Exercise goal: Count every line in the entries that follow where the word "Ingredients" appears, then state only the total.

— START OF Stored data —

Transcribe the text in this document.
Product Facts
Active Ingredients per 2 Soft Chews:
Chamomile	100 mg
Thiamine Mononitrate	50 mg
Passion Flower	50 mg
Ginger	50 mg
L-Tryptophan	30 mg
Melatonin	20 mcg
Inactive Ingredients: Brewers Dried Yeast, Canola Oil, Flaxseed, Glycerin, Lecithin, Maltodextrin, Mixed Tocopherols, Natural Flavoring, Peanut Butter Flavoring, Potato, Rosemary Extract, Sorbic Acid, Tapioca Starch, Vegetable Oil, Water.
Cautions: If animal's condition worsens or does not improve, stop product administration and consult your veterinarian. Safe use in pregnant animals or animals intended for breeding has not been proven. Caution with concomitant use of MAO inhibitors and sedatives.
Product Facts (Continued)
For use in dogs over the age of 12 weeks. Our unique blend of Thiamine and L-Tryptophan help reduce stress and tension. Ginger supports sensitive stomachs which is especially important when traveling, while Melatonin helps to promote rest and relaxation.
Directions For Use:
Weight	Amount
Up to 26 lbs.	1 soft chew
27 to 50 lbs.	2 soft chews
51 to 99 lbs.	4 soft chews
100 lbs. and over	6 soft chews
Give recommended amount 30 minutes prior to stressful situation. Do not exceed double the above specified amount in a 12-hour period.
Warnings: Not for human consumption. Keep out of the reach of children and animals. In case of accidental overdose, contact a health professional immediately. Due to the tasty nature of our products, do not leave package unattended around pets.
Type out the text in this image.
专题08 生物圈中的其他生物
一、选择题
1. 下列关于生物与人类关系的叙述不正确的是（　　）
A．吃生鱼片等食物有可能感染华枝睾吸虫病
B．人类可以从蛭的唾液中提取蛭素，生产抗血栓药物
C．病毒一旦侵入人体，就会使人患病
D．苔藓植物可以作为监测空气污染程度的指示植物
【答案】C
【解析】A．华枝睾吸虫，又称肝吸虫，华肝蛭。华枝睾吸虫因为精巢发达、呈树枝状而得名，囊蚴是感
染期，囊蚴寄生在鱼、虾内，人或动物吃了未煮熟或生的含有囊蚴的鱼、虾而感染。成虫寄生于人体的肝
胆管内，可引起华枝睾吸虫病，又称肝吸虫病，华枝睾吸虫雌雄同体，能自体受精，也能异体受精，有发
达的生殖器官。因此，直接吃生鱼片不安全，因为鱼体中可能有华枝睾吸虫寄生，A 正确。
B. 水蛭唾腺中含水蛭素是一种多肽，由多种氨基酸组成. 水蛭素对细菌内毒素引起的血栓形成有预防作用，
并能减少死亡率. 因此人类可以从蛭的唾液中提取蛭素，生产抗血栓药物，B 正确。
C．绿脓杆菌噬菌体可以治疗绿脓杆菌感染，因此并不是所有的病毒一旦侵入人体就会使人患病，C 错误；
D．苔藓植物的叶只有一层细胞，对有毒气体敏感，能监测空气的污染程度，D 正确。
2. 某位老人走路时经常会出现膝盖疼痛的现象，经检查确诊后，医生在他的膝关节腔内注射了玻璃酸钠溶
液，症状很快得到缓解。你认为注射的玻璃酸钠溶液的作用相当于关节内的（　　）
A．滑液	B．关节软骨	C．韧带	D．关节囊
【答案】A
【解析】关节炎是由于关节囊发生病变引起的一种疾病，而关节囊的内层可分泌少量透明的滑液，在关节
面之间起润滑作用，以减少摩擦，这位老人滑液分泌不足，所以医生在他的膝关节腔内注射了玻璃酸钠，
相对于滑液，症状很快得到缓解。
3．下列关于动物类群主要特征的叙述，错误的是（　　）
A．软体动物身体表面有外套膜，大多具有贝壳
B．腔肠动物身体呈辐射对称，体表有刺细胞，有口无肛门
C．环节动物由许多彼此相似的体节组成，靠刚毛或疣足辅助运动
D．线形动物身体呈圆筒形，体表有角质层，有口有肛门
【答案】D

— END OF Stored data —

Final result: 2